Al di là di considerazioni di tipo folcloristico, ad esempio sui nomi delle squadre, questo evento sportivo è l’evento che ogni anno raccoglie davanti alle tv americane il massimo share. E si posiziona come evento televisivo praticamente al secondo posto come evento per la tv dopo la finale di calcio del campionato di calcio del mondo. Si parla nei soli Stati Uniti di 200 milioni di telespettatori su 300 milioni di abitanti. Un evento. L’evento.

Seguo questo sport in modo non continuo, nel senso che non seguo tutte le partite della Season, ossia del campionato, ma dal 1982 ho visto in modo continuato tutte le finali, in notturne più o meno lunghe. Mi sono fatto un’idea sia sul gioco che sulle qualità degli atleti.

Tom Brady

Partiamo dall’inizio: il mitico Joe Montana. Lui è quello che per intendersi sta nel poster attaccato nella cameretta di Tom Brady: futuro quarterback dei record, MVP del Superbowl XVI vinto dai San Francisco 49ers contro le tigri del Bengala di Cincinnati. È il primo quarterback che a fine partita in quella notte di gennaio 1982 mi ha talmente entusiasmato che mi ha fatto venir voglia di seguire questo sport. Che dire, solo che Joe Montana, con parenti italiani, come molti giocatori di football, è stato un quarterback completo, intelligente, elegante, rapido e lento, forte nei lanci e decisivo nei momenti in cui bisogna fare qualcosa.

__RIGHE__:
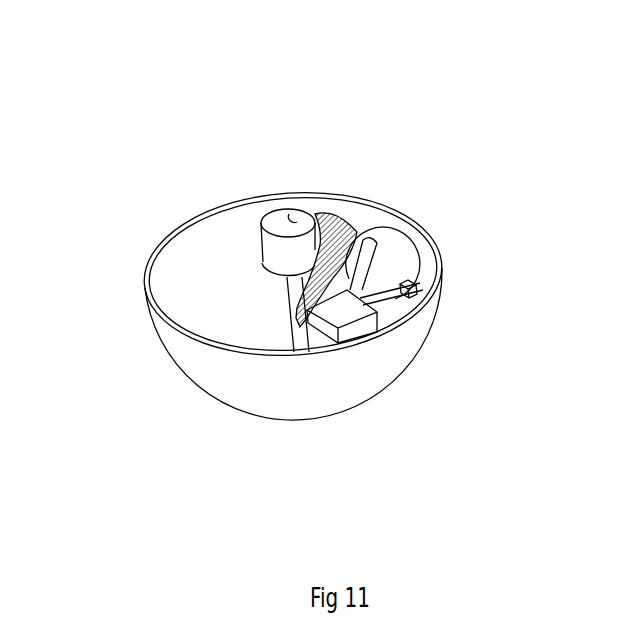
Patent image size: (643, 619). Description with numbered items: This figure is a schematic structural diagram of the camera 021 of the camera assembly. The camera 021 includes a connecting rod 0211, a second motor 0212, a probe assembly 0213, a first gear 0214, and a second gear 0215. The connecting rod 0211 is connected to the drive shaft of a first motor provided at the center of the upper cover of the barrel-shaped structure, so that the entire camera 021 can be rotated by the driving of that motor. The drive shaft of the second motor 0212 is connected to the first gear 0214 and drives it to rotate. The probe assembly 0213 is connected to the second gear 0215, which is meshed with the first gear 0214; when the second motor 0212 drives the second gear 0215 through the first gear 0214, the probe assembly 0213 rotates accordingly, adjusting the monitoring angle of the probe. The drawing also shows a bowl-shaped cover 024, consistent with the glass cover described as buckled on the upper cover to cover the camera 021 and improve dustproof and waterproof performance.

The camera 021 is at (288, 126).
The connecting rod 0211 is at (297, 213).
The second motor 0212 is at (347, 317).
The probe assembly 0213 is at (393, 262).
The first gear 0214 is at (328, 293).
The second gear 0215 is at (353, 233).
The bowl-shaped housing 024 is at (355, 387).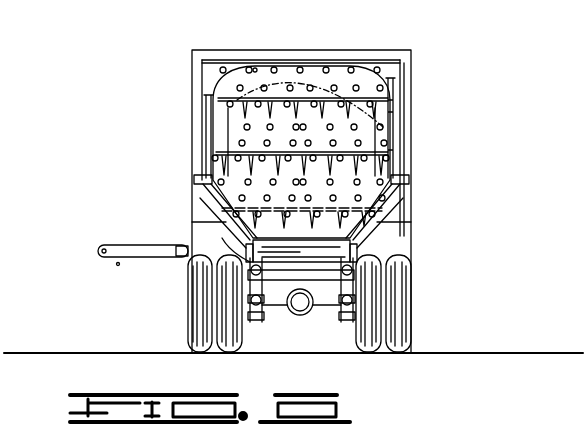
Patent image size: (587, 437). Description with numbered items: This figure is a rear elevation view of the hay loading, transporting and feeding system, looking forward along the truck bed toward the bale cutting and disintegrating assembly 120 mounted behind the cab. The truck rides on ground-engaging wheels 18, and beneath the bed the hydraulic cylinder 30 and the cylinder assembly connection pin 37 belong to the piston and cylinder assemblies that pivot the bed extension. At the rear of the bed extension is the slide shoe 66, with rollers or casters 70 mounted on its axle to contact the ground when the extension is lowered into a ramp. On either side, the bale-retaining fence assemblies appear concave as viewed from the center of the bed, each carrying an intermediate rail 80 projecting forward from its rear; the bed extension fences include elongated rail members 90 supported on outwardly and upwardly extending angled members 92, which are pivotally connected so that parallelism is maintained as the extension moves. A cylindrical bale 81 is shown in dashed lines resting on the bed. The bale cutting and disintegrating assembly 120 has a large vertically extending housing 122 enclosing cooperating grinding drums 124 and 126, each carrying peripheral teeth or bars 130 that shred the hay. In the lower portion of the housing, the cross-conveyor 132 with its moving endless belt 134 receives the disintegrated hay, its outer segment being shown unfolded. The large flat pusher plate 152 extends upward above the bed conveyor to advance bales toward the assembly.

The ground-engaging wheels 18 is at (200, 312).
The cylinder 30 is at (263, 285).
The cylinder assembly connection pin 37 is at (300, 315).
The slide shoe 66 is at (336, 241).
The rollers or casters 70 is at (238, 256).
The intermediate rail 80 is at (218, 208).
The cylindrical bale 81 is at (253, 68).
The elongated rail members 90 is at (200, 177).
The angled members 92 is at (198, 186).
The bale cutting and disintegrating assembly 120 is at (352, 50).
The housing 122 is at (406, 80).
The grinding drum 124 is at (200, 77).
The grinding drum 126 is at (395, 131).
The teeth or bars 130 is at (250, 66).
The cross-conveyor 132 is at (118, 264).
The endless belt 134 is at (143, 246).
The pusher plate 152 is at (222, 126).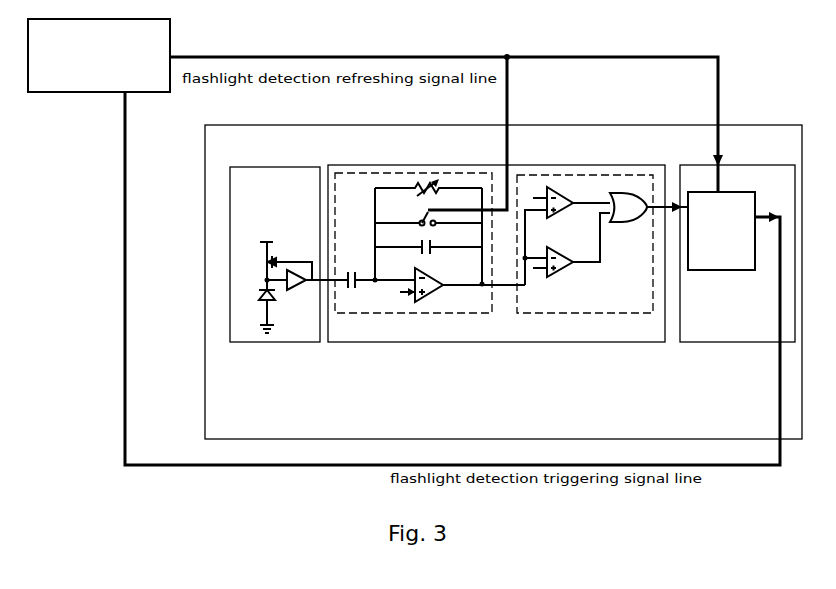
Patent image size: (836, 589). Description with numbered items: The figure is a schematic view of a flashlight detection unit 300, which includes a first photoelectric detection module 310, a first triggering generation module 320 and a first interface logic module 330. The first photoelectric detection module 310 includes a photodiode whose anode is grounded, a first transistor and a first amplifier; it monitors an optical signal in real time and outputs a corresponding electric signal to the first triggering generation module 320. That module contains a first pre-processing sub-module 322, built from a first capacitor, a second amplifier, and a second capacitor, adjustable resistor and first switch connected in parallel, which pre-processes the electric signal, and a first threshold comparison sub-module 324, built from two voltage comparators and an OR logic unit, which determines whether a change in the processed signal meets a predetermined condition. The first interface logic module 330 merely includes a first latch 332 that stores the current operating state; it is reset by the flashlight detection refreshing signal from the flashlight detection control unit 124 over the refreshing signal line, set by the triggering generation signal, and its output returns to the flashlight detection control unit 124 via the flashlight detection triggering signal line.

The flashlight detection control unit 124 is at (99, 55).
The flashlight detection unit 300 is at (503, 282).
The first photoelectric detection module 310 is at (300, 342).
The first triggering generation module 320 is at (503, 342).
The first pre-processing sub-module 322 is at (353, 170).
The first threshold comparison sub-module 324 is at (561, 170).
The first interface logic module 330 is at (738, 342).
The first latch 332 is at (721, 231).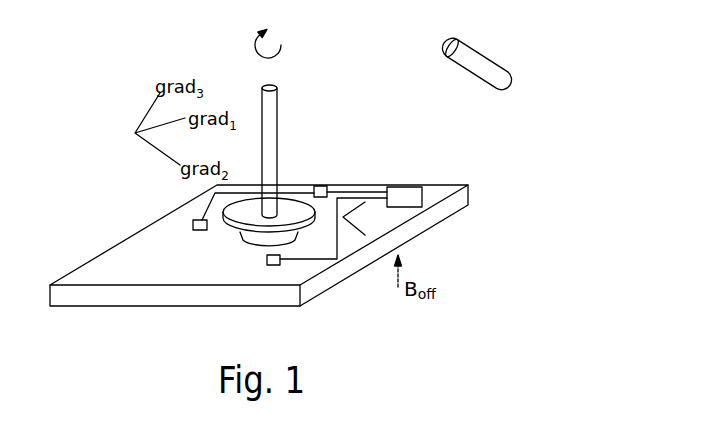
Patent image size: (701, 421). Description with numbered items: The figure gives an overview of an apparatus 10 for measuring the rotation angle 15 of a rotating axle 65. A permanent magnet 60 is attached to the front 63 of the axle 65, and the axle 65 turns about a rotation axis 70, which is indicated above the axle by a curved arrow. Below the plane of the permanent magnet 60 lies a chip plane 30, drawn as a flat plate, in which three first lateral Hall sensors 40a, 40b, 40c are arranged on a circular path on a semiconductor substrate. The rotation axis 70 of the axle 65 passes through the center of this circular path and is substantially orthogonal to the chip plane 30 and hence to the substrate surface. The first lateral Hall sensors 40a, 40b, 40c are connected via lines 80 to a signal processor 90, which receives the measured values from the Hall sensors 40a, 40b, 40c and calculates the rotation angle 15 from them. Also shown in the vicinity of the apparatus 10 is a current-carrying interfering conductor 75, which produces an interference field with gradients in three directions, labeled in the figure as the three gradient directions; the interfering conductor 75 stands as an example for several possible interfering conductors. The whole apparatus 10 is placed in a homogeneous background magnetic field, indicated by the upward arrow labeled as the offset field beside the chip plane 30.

The apparatus 10 is at (388, 163).
The rotation angle 15 is at (360, 218).
The chip plane 30 is at (468, 185).
The first lateral Hall sensor 40a is at (273, 265).
The first lateral Hall sensor 40b is at (192, 238).
The first lateral Hall sensor 40c is at (322, 185).
The permanent magnet 60 is at (288, 205).
The front of the axle 63 is at (247, 233).
The axle 65 is at (270, 87).
The rotation axis 70 is at (276, 35).
The interfering conductor 75 is at (472, 62).
The lines 80 is at (294, 226).
The signal processor 90 is at (404, 196).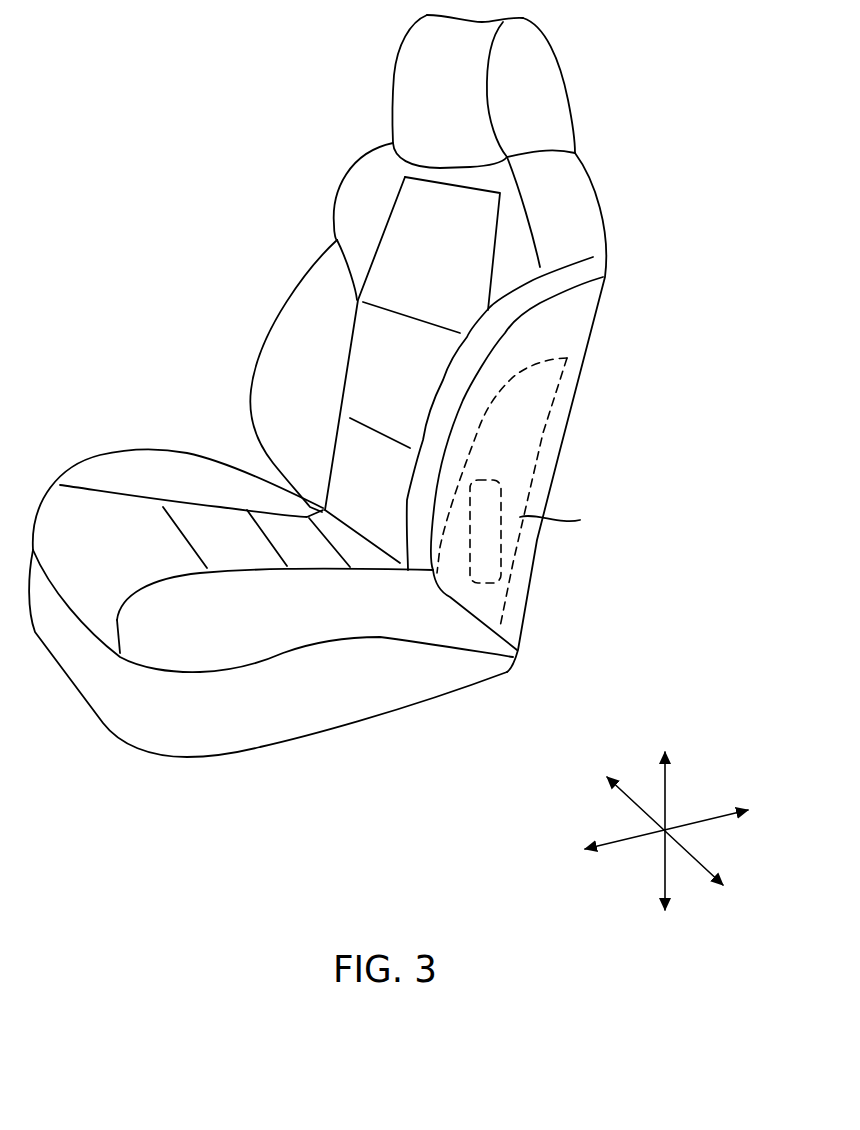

__ESERCIZI__:
1. Secondo il testo sul football americano, di quanti telespettatori si parla nei soli Stati Uniti per questo evento?
2. Riscrivi in forma più breve, per favore, il paragrafo del testo sul football americano che comincia con "Seguo questo sport in modo non continuo".
3. Prosegui il testo sul football americano dopo la sua ultima frase.

__SOLUZIONI__:
1. Di 200 milioni di telespettatori.

2. Non seguo tutte le partite del campionato, ma dal 1982 ho visto senza interruzioni tutte le finali, spesso di notte, e mi sono fatto un'idea del gioco e delle qualità degli atleti.

3.
Faccio un inciso, il quarterback è l’uomo che guida la squadra nel momento dell’attacco. Quindi è l’uomo che comandanda il gioco, con un passaggio deve mettere i propri giocatori nella condizione di fare i punti. Ecco: scegliendo Joe Montana, è come se in un altro sport avessimo scelto Bjorn Borg, Jhoan Cruiff. Il livello e il suo posto nella storia, per intendersi, è pari a questi due sportivi appena ricordati.

Da quel momento ho visto quindi molte partite e tutte le finali trasmesse in TV oppure sul sito NFL.com, e di questi giocatori di attacco, di queste mezze ali, di questi “numeri 10” paragonandoli al calcio, mi sono piaciuti e rimasti impressi questi atleti: Peyton Manning, che giocò nei Colts e nei Broncos, un vincente, un caracollo continuo sul campo, un Beccalossi come tipo di corsa, un Rivera per le vittorie (per gli amanti del calcio), con un fratello, Eliah, meno famoso ma altrettanto vincente, con un stile diverso ma dal braccio potente.

Ho visto giocare John Elway, sempre dei Broncos, un piccolo carroarmato. Elway un vero vincente: oggi è vicepresidente dei Broncos. Mamma mia quante battaglie e sei finali, 4 vinte.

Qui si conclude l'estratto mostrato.